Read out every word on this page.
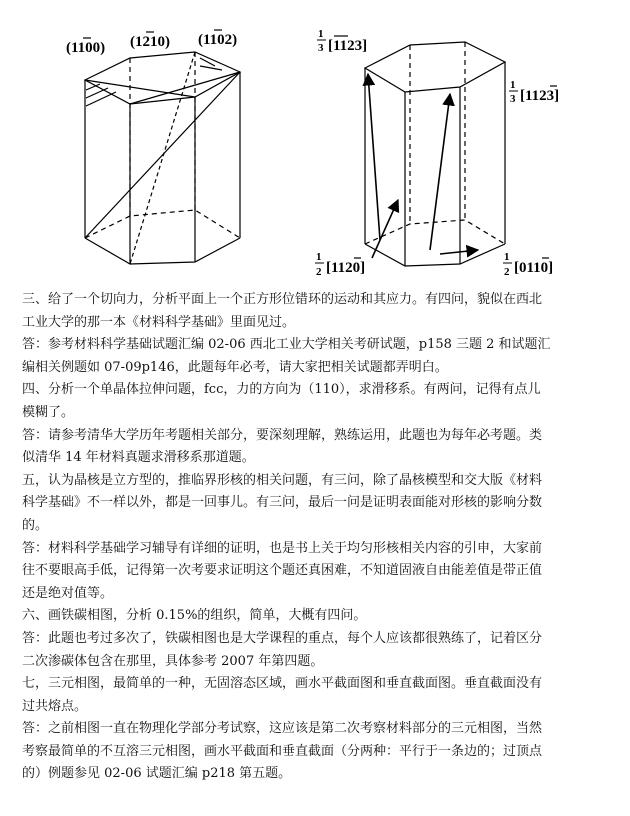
(1100) (1210) (1102)	1
3 [1123]
1
3 [1123]
1
2 [1120]
1
2 [0110]

三、给了一个切向力，分析平面上一个正方形位错环的运动和其应力。有四问，貌似在西北

工业大学的那一本《材料科学基础》里面见过。

答：参考材料科学基础试题汇编 02-06 西北工业大学相关考研试题，p158 三题 2 和试题汇

编相关例题如 07-09p146，此题每年必考，请大家把相关试题都弄明白。

四、分析一个单晶体拉伸问题，fcc，力的方向为（110），求滑移系。有两问，记得有点儿

模糊了。

答：请参考清华大学历年考题相关部分，要深刻理解，熟练运用，此题也为每年必考题。类

似清华 14 年材料真题求滑移系那道题。

五，认为晶核是立方型的，推临界形核的相关问题，有三问，除了晶核模型和交大版《材料

科学基础》不一样以外，都是一回事儿。有三问，最后一问是证明表面能对形核的影响分数

的。

答：材料科学基础学习辅导有详细的证明，也是书上关于均匀形核相关内容的引申，大家前

往不要眼高手低，记得第一次考要求证明这个题还真困难，不知道固液自由能差值是带正值

还是绝对值等。

六、画铁碳相图，分析 0.15%的组织，简单，大概有四问。

答：此题也考过多次了，铁碳相图也是大学课程的重点，每个人应该都很熟练了，记着区分

二次渗碳体包含在那里，具体参考 2007 年第四题。

七，三元相图，最简单的一种，无固溶态区域，画水平截面图和垂直截面图。垂直截面没有

过共熔点。

答：之前相图一直在物理化学部分考试察，这应该是第二次考察材料部分的三元相图，当然

考察最简单的不互溶三元相图，画水平截面和垂直截面（分两种：平行于一条边的；过顶点

的）例题参见 02-06 试题汇编 p218 第五题。
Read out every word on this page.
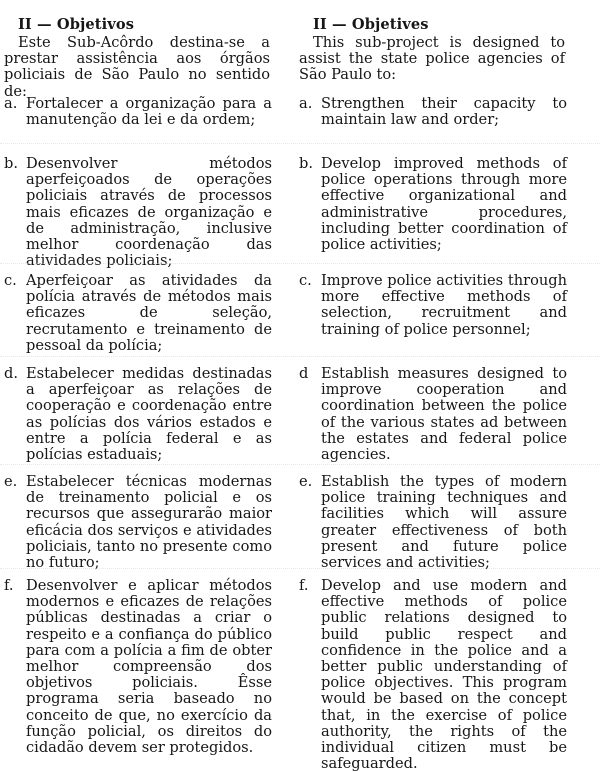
II — Objetivos
Este Sub-Acôrdo destina-se a prestar assistência aos órgãos policiais de São Paulo no sentido de:
a. Fortalecer a organização para a manutenção da lei e da ordem;
b. Desenvolver métodos aperfeiçoados de operações policiais através de processos mais eficazes de organização e de administração, inclusive melhor coordenação das atividades policiais;
c. Aperfeiçoar as atividades da polícia através de métodos mais eficazes de seleção, recrutamento e treinamento de pessoal da polícia;
d. Estabelecer medidas destinadas a aperfeiçoar as relações de cooperação e coordenação entre as polícias dos vários estados e entre a polícia federal e as polícias estaduais;
e. Estabelecer técnicas modernas de treinamento policial e os recursos que assegurarão maior eficácia dos serviços e atividades policiais, tanto no presente como no futuro;
f. Desenvolver e aplicar métodos modernos e eficazes de relações públicas destinadas a criar o respeito e a confiança do público para com a polícia a fim de obter melhor compreensão dos objetivos policiais. Êsse programa seria baseado no conceito de que, no exercício da função policial, os direitos do cidadão devem ser protegidos.
II — Objetives
This sub-project is designed to assist the state police agencies of São Paulo to:
a. Strengthen their capacity to maintain law and order;
b. Develop improved methods of police operations through more effective organizational and administrative procedures, including better coordination of police activities;
c. Improve police activities through more effective methods of selection, recruitment and training of police personnel;
d Establish measures designed to improve cooperation and coordination between the police of the various states ad between the estates and federal police agencies.
e. Establish the types of modern police training techniques and facilities which will assure greater effectiveness of both present and future police services and activities;
f. Develop and use modern and effective methods of police public relations designed to build public respect and confidence in the police and a better public understanding of police objectives. This program would be based on the concept that, in the exercise of police authority, the rights of the individual citizen must be safeguarded.
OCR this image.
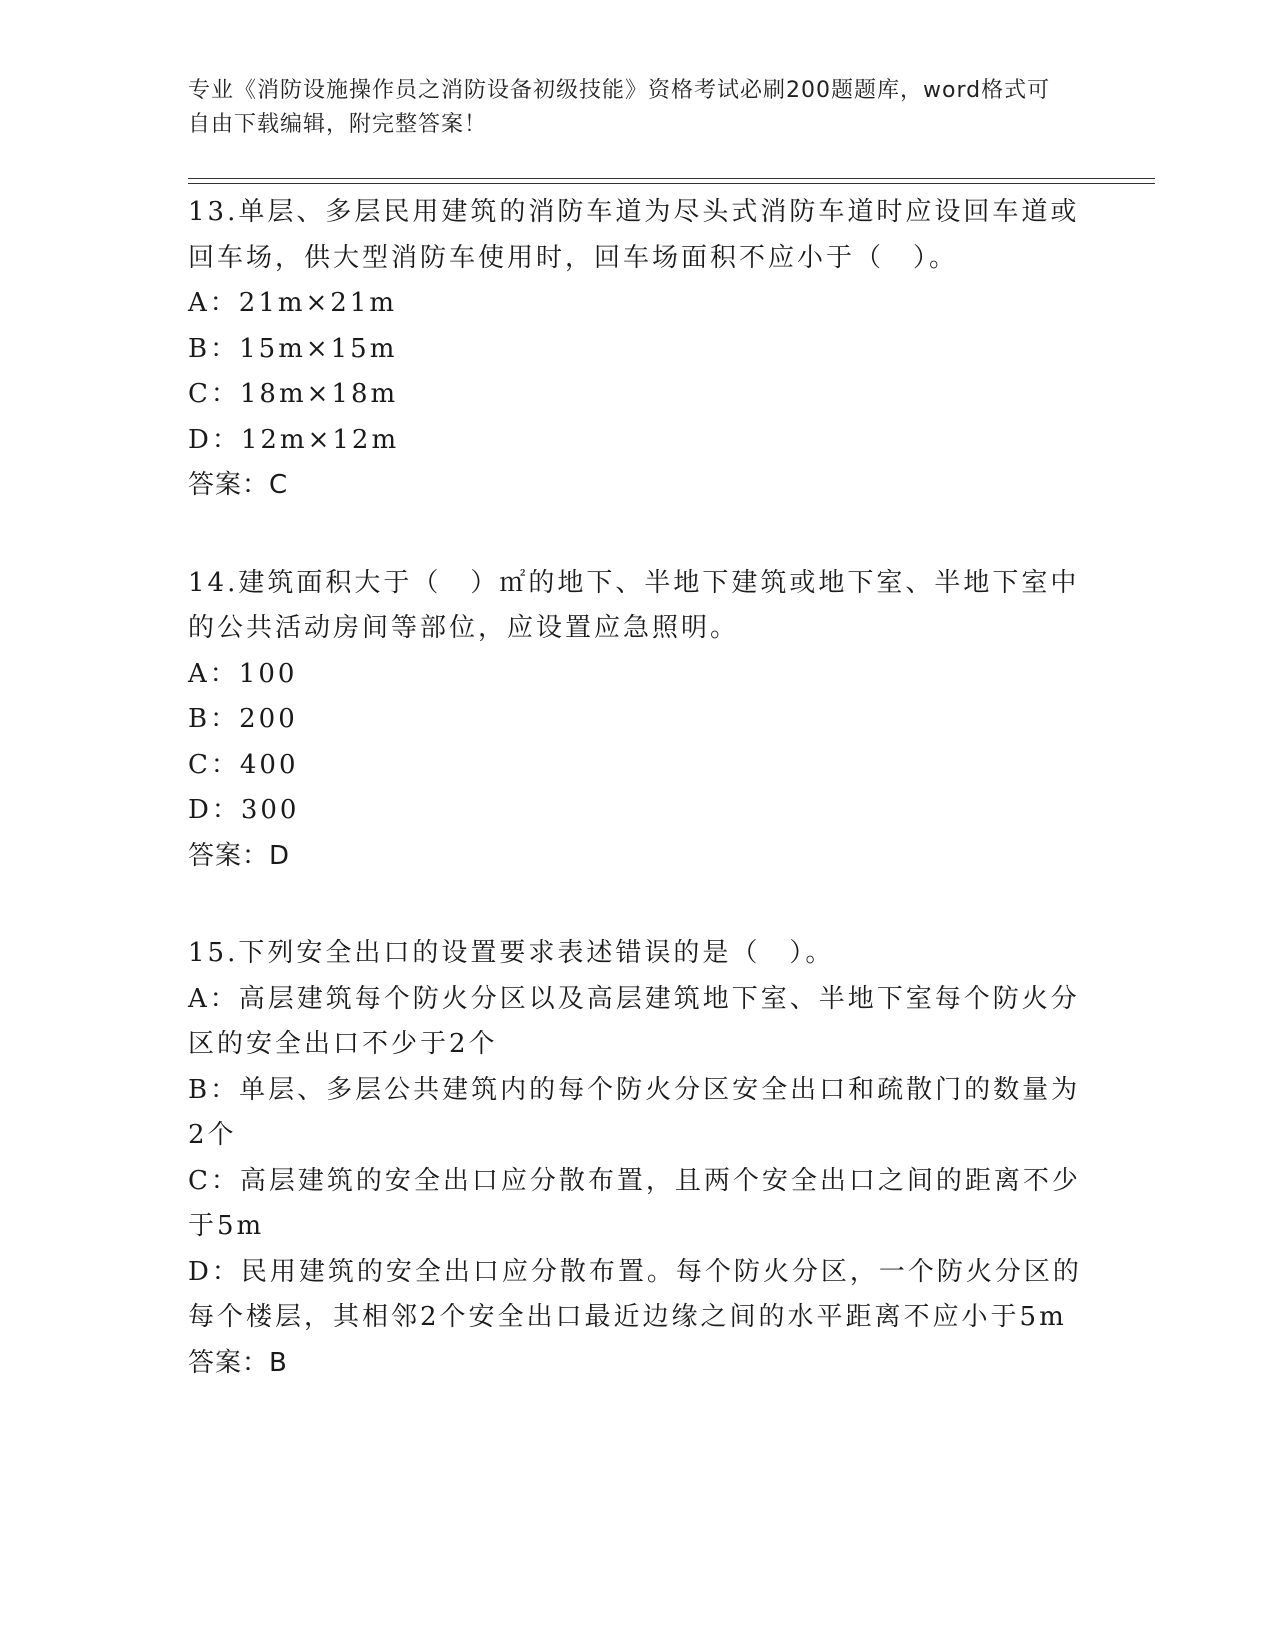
专业《消防设施操作员之消防设备初级技能》资格考试必刷200题题库，word格式可自由下载编辑，附完整答案！
13.单层、多层民用建筑的消防车道为尽头式消防车道时应设回车道或回车场，供大型消防车使用时，回车场面积不应小于（　）。
A：21m×21m
B：15m×15m
C：18m×18m
D：12m×12m
答案：C
14.建筑面积大于（　）㎡的地下、半地下建筑或地下室、半地下室中的公共活动房间等部位，应设置应急照明。
A：100
B：200
C：400
D：300
答案：D
15.下列安全出口的设置要求表述错误的是（　）。
A：高层建筑每个防火分区以及高层建筑地下室、半地下室每个防火分区的安全出口不少于2个
B：单层、多层公共建筑内的每个防火分区安全出口和疏散门的数量为2个
C：高层建筑的安全出口应分散布置，且两个安全出口之间的距离不少于5m
D：民用建筑的安全出口应分散布置。每个防火分区，一个防火分区的每个楼层，其相邻2个安全出口最近边缘之间的水平距离不应小于5m
答案：B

__Description of the task__: Give back the entries verbatim. Do not include any picture.

__Response__:
Read out every word on this page.
(1100) (1210) (1102)	1
3 [1123]
1
3 [1123]
1
2 [1120]
1
2 [0110]

三、给了一个切向力，分析平面上一个正方形位错环的运动和其应力。有四问，貌似在西北

工业大学的那一本《材料科学基础》里面见过。

答：参考材料科学基础试题汇编 02-06 西北工业大学相关考研试题，p158 三题 2 和试题汇

编相关例题如 07-09p146，此题每年必考，请大家把相关试题都弄明白。

四、分析一个单晶体拉伸问题，fcc，力的方向为（110），求滑移系。有两问，记得有点儿

模糊了。

答：请参考清华大学历年考题相关部分，要深刻理解，熟练运用，此题也为每年必考题。类

似清华 14 年材料真题求滑移系那道题。

五，认为晶核是立方型的，推临界形核的相关问题，有三问，除了晶核模型和交大版《材料

科学基础》不一样以外，都是一回事儿。有三问，最后一问是证明表面能对形核的影响分数

的。

答：材料科学基础学习辅导有详细的证明，也是书上关于均匀形核相关内容的引申，大家前

往不要眼高手低，记得第一次考要求证明这个题还真困难，不知道固液自由能差值是带正值

还是绝对值等。

六、画铁碳相图，分析 0.15%的组织，简单，大概有四问。

答：此题也考过多次了，铁碳相图也是大学课程的重点，每个人应该都很熟练了，记着区分

二次渗碳体包含在那里，具体参考 2007 年第四题。

七，三元相图，最简单的一种，无固溶态区域，画水平截面图和垂直截面图。垂直截面没有

过共熔点。

答：之前相图一直在物理化学部分考试察，这应该是第二次考察材料部分的三元相图，当然

考察最简单的不互溶三元相图，画水平截面和垂直截面（分两种：平行于一条边的；过顶点

的）例题参见 02-06 试题汇编 p218 第五题。
Read out every word on this page.
II — Objetivos
Este Sub-Acôrdo destina-se a prestar assistência aos órgãos policiais de São Paulo no sentido de:
a. Fortalecer a organização para a manutenção da lei e da ordem;
b. Desenvolver métodos aperfeiçoados de operações policiais através de processos mais eficazes de organização e de administração, inclusive melhor coordenação das atividades policiais;
c. Aperfeiçoar as atividades da polícia através de métodos mais eficazes de seleção, recrutamento e treinamento de pessoal da polícia;
d. Estabelecer medidas destinadas a aperfeiçoar as relações de cooperação e coordenação entre as polícias dos vários estados e entre a polícia federal e as polícias estaduais;
e. Estabelecer técnicas modernas de treinamento policial e os recursos que assegurarão maior eficácia dos serviços e atividades policiais, tanto no presente como no futuro;
f. Desenvolver e aplicar métodos modernos e eficazes de relações públicas destinadas a criar o respeito e a confiança do público para com a polícia a fim de obter melhor compreensão dos objetivos policiais. Êsse programa seria baseado no conceito de que, no exercício da função policial, os direitos do cidadão devem ser protegidos.
II — Objetives
This sub-project is designed to assist the state police agencies of São Paulo to:
a. Strengthen their capacity to maintain law and order;
b. Develop improved methods of police operations through more effective organizational and administrative procedures, including better coordination of police activities;
c. Improve police activities through more effective methods of selection, recruitment and training of police personnel;
d Establish measures designed to improve cooperation and coordination between the police of the various states ad between the estates and federal police agencies.
e. Establish the types of modern police training techniques and facilities which will assure greater effectiveness of both present and future police services and activities;
f. Develop and use modern and effective methods of police public relations designed to build public respect and confidence in the police and a better public understanding of police objectives. This program would be based on the concept that, in the exercise of police authority, the rights of the individual citizen must be safeguarded.
OCR this image.
专业《消防设施操作员之消防设备初级技能》资格考试必刷200题题库，word格式可自由下载编辑，附完整答案！
13.单层、多层民用建筑的消防车道为尽头式消防车道时应设回车道或回车场，供大型消防车使用时，回车场面积不应小于（　）。
A：21m×21m
B：15m×15m
C：18m×18m
D：12m×12m
答案：C
14.建筑面积大于（　）㎡的地下、半地下建筑或地下室、半地下室中的公共活动房间等部位，应设置应急照明。
A：100
B：200
C：400
D：300
答案：D
15.下列安全出口的设置要求表述错误的是（　）。
A：高层建筑每个防火分区以及高层建筑地下室、半地下室每个防火分区的安全出口不少于2个
B：单层、多层公共建筑内的每个防火分区安全出口和疏散门的数量为2个
C：高层建筑的安全出口应分散布置，且两个安全出口之间的距离不少于5m
D：民用建筑的安全出口应分散布置。每个防火分区，一个防火分区的每个楼层，其相邻2个安全出口最近边缘之间的水平距离不应小于5m
答案：B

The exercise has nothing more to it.